** WHAT NEEDS TO BE DONE **
Return every line of the listing below verbatim, in its original order, with no changes.
- - - - -
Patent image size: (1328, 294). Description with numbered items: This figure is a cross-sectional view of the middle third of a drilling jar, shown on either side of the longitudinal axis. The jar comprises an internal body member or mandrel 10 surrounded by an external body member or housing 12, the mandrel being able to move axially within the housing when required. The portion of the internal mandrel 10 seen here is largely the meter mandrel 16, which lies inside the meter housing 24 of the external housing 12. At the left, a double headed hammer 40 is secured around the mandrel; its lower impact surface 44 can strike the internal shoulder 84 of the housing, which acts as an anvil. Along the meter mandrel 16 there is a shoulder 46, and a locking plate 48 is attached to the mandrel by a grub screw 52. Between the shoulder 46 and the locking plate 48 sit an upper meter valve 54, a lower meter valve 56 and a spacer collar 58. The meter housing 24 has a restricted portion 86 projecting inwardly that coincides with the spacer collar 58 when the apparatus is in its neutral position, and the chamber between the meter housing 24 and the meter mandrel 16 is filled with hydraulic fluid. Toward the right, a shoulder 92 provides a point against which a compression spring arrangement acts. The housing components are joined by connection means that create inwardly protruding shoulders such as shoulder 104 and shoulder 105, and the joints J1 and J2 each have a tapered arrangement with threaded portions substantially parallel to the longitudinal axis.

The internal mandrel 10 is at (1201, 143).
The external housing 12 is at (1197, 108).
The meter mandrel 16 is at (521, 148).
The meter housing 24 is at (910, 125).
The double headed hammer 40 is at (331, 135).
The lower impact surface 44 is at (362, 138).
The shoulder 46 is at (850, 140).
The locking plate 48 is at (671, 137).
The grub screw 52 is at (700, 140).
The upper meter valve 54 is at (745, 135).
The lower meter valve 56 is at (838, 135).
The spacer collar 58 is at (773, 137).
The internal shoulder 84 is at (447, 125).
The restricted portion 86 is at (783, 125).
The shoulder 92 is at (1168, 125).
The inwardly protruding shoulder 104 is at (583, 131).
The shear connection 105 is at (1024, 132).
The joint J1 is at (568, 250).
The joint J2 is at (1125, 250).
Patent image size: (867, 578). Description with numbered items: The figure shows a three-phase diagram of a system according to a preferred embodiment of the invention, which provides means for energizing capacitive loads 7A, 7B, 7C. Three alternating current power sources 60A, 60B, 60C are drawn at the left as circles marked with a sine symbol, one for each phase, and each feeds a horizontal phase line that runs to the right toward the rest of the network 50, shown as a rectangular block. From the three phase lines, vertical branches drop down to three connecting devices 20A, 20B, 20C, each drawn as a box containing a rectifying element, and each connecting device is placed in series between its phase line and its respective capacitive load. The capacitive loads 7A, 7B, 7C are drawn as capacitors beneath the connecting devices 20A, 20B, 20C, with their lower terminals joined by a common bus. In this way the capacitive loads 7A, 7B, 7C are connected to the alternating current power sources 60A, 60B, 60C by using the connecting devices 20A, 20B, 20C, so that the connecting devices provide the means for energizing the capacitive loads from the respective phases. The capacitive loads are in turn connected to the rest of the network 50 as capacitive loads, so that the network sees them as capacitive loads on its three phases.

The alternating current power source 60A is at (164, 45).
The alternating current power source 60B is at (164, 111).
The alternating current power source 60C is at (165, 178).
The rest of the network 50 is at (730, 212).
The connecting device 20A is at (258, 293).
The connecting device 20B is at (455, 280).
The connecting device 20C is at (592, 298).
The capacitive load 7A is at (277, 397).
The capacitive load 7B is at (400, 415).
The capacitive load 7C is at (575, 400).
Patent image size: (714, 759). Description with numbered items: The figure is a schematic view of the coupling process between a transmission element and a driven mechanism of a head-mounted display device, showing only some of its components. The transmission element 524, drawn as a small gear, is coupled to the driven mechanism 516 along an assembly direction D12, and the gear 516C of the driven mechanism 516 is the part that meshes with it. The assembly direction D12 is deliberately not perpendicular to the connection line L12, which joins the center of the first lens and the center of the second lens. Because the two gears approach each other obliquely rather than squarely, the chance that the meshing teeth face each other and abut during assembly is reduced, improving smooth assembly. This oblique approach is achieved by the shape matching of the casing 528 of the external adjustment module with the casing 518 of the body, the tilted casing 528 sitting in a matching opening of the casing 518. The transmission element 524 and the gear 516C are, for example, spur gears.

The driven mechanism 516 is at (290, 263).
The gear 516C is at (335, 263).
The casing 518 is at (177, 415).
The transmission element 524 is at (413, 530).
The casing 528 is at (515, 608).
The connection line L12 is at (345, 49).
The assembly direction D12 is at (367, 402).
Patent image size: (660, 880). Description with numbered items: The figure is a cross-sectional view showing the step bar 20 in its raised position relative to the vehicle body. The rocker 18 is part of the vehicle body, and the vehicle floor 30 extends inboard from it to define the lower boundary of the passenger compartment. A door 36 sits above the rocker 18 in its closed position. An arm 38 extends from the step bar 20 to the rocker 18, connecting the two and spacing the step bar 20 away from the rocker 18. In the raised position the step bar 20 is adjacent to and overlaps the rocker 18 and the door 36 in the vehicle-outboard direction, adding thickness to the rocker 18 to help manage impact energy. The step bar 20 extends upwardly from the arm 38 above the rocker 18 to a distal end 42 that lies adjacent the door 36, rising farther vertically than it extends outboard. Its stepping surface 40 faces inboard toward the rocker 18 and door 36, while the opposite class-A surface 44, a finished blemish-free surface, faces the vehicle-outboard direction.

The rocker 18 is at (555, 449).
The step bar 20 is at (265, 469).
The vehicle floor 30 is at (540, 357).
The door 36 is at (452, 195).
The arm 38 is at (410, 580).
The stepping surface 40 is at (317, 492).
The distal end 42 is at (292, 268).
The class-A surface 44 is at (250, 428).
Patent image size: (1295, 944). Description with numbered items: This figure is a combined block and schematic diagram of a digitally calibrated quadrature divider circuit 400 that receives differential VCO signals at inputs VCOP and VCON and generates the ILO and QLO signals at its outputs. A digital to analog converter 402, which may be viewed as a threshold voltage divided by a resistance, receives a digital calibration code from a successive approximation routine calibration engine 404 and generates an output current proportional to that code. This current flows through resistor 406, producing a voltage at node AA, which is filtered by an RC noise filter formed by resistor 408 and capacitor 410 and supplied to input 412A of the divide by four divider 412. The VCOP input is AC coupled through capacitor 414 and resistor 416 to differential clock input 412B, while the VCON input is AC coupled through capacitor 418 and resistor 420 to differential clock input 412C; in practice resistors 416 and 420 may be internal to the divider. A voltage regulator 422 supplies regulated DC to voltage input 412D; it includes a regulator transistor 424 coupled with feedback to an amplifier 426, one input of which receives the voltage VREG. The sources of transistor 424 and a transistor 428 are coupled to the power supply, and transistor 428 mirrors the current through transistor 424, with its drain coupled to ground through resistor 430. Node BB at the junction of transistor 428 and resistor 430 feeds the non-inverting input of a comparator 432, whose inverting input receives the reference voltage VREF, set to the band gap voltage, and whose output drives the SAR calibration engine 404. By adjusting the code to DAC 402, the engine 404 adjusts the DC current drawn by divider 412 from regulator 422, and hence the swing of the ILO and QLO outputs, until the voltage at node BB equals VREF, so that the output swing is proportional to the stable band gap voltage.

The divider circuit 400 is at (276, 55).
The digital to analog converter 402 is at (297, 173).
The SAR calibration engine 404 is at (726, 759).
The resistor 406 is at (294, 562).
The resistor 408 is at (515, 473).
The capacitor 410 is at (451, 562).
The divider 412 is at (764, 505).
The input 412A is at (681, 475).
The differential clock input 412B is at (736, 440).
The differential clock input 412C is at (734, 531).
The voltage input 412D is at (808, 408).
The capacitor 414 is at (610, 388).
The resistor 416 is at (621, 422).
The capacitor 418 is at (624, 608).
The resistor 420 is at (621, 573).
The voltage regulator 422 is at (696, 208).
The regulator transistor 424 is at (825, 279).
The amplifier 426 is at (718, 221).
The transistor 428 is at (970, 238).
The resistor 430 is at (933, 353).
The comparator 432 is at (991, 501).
- - - - -
** SOLUTION TO THE PROBLEM **
Patent image size: (1328, 294). Description with numbered items: This figure is a cross-sectional view of the middle third of a drilling jar, shown on either side of the longitudinal axis. The jar comprises an internal body member or mandrel 10 surrounded by an external body member or housing 12, the mandrel being able to move axially within the housing when required. The portion of the internal mandrel 10 seen here is largely the meter mandrel 16, which lies inside the meter housing 24 of the external housing 12. At the left, a double headed hammer 40 is secured around the mandrel; its lower impact surface 44 can strike the internal shoulder 84 of the housing, which acts as an anvil. Along the meter mandrel 16 there is a shoulder 46, and a locking plate 48 is attached to the mandrel by a grub screw 52. Between the shoulder 46 and the locking plate 48 sit an upper meter valve 54, a lower meter valve 56 and a spacer collar 58. The meter housing 24 has a restricted portion 86 projecting inwardly that coincides with the spacer collar 58 when the apparatus is in its neutral position, and the chamber between the meter housing 24 and the meter mandrel 16 is filled with hydraulic fluid. Toward the right, a shoulder 92 provides a point against which a compression spring arrangement acts. The housing components are joined by connection means that create inwardly protruding shoulders such as shoulder 104 and shoulder 105, and the joints J1 and J2 each have a tapered arrangement with threaded portions substantially parallel to the longitudinal axis.

The internal mandrel 10 is at (1201, 143).
The external housing 12 is at (1197, 108).
The meter mandrel 16 is at (521, 148).
The meter housing 24 is at (910, 125).
The double headed hammer 40 is at (331, 135).
The lower impact surface 44 is at (362, 138).
The shoulder 46 is at (850, 140).
The locking plate 48 is at (671, 137).
The grub screw 52 is at (700, 140).
The upper meter valve 54 is at (745, 135).
The lower meter valve 56 is at (838, 135).
The spacer collar 58 is at (773, 137).
The internal shoulder 84 is at (447, 125).
The restricted portion 86 is at (783, 125).
The shoulder 92 is at (1168, 125).
The inwardly protruding shoulder 104 is at (583, 131).
The shear connection 105 is at (1024, 132).
The joint J1 is at (568, 250).
The joint J2 is at (1125, 250).
Patent image size: (867, 578). Description with numbered items: The figure shows a three-phase diagram of a system according to a preferred embodiment of the invention, which provides means for energizing capacitive loads 7A, 7B, 7C. Three alternating current power sources 60A, 60B, 60C are drawn at the left as circles marked with a sine symbol, one for each phase, and each feeds a horizontal phase line that runs to the right toward the rest of the network 50, shown as a rectangular block. From the three phase lines, vertical branches drop down to three connecting devices 20A, 20B, 20C, each drawn as a box containing a rectifying element, and each connecting device is placed in series between its phase line and its respective capacitive load. The capacitive loads 7A, 7B, 7C are drawn as capacitors beneath the connecting devices 20A, 20B, 20C, with their lower terminals joined by a common bus. In this way the capacitive loads 7A, 7B, 7C are connected to the alternating current power sources 60A, 60B, 60C by using the connecting devices 20A, 20B, 20C, so that the connecting devices provide the means for energizing the capacitive loads from the respective phases. The capacitive loads are in turn connected to the rest of the network 50 as capacitive loads, so that the network sees them as capacitive loads on its three phases.

The alternating current power source 60A is at (164, 45).
The alternating current power source 60B is at (164, 111).
The alternating current power source 60C is at (165, 178).
The rest of the network 50 is at (730, 212).
The connecting device 20A is at (258, 293).
The connecting device 20B is at (455, 280).
The connecting device 20C is at (592, 298).
The capacitive load 7A is at (277, 397).
The capacitive load 7B is at (400, 415).
The capacitive load 7C is at (575, 400).
Patent image size: (714, 759). Description with numbered items: The figure is a schematic view of the coupling process between a transmission element and a driven mechanism of a head-mounted display device, showing only some of its components. The transmission element 524, drawn as a small gear, is coupled to the driven mechanism 516 along an assembly direction D12, and the gear 516C of the driven mechanism 516 is the part that meshes with it. The assembly direction D12 is deliberately not perpendicular to the connection line L12, which joins the center of the first lens and the center of the second lens. Because the two gears approach each other obliquely rather than squarely, the chance that the meshing teeth face each other and abut during assembly is reduced, improving smooth assembly. This oblique approach is achieved by the shape matching of the casing 528 of the external adjustment module with the casing 518 of the body, the tilted casing 528 sitting in a matching opening of the casing 518. The transmission element 524 and the gear 516C are, for example, spur gears.

The driven mechanism 516 is at (290, 263).
The gear 516C is at (335, 263).
The casing 518 is at (177, 415).
The transmission element 524 is at (413, 530).
The casing 528 is at (515, 608).
The connection line L12 is at (345, 49).
The assembly direction D12 is at (367, 402).
Patent image size: (660, 880). Description with numbered items: The figure is a cross-sectional view showing the step bar 20 in its raised position relative to the vehicle body. The rocker 18 is part of the vehicle body, and the vehicle floor 30 extends inboard from it to define the lower boundary of the passenger compartment. A door 36 sits above the rocker 18 in its closed position. An arm 38 extends from the step bar 20 to the rocker 18, connecting the two and spacing the step bar 20 away from the rocker 18. In the raised position the step bar 20 is adjacent to and overlaps the rocker 18 and the door 36 in the vehicle-outboard direction, adding thickness to the rocker 18 to help manage impact energy. The step bar 20 extends upwardly from the arm 38 above the rocker 18 to a distal end 42 that lies adjacent the door 36, rising farther vertically than it extends outboard. Its stepping surface 40 faces inboard toward the rocker 18 and door 36, while the opposite class-A surface 44, a finished blemish-free surface, faces the vehicle-outboard direction.

The rocker 18 is at (555, 449).
The step bar 20 is at (265, 469).
The vehicle floor 30 is at (540, 357).
The door 36 is at (452, 195).
The arm 38 is at (410, 580).
The stepping surface 40 is at (317, 492).
The distal end 42 is at (292, 268).
The class-A surface 44 is at (250, 428).
Patent image size: (1295, 944). Description with numbered items: This figure is a combined block and schematic diagram of a digitally calibrated quadrature divider circuit 400 that receives differential VCO signals at inputs VCOP and VCON and generates the ILO and QLO signals at its outputs. A digital to analog converter 402, which may be viewed as a threshold voltage divided by a resistance, receives a digital calibration code from a successive approximation routine calibration engine 404 and generates an output current proportional to that code. This current flows through resistor 406, producing a voltage at node AA, which is filtered by an RC noise filter formed by resistor 408 and capacitor 410 and supplied to input 412A of the divide by four divider 412. The VCOP input is AC coupled through capacitor 414 and resistor 416 to differential clock input 412B, while the VCON input is AC coupled through capacitor 418 and resistor 420 to differential clock input 412C; in practice resistors 416 and 420 may be internal to the divider. A voltage regulator 422 supplies regulated DC to voltage input 412D; it includes a regulator transistor 424 coupled with feedback to an amplifier 426, one input of which receives the voltage VREG. The sources of transistor 424 and a transistor 428 are coupled to the power supply, and transistor 428 mirrors the current through transistor 424, with its drain coupled to ground through resistor 430. Node BB at the junction of transistor 428 and resistor 430 feeds the non-inverting input of a comparator 432, whose inverting input receives the reference voltage VREF, set to the band gap voltage, and whose output drives the SAR calibration engine 404. By adjusting the code to DAC 402, the engine 404 adjusts the DC current drawn by divider 412 from regulator 422, and hence the swing of the ILO and QLO outputs, until the voltage at node BB equals VREF, so that the output swing is proportional to the stable band gap voltage.

The divider circuit 400 is at (276, 55).
The digital to analog converter 402 is at (297, 173).
The SAR calibration engine 404 is at (726, 759).
The resistor 406 is at (294, 562).
The resistor 408 is at (515, 473).
The capacitor 410 is at (451, 562).
The divider 412 is at (764, 505).
The input 412A is at (681, 475).
The differential clock input 412B is at (736, 440).
The differential clock input 412C is at (734, 531).
The voltage input 412D is at (808, 408).
The capacitor 414 is at (610, 388).
The resistor 416 is at (621, 422).
The capacitor 418 is at (624, 608).
The resistor 420 is at (621, 573).
The voltage regulator 422 is at (696, 208).
The regulator transistor 424 is at (825, 279).
The amplifier 426 is at (718, 221).
The transistor 428 is at (970, 238).
The resistor 430 is at (933, 353).
The comparator 432 is at (991, 501).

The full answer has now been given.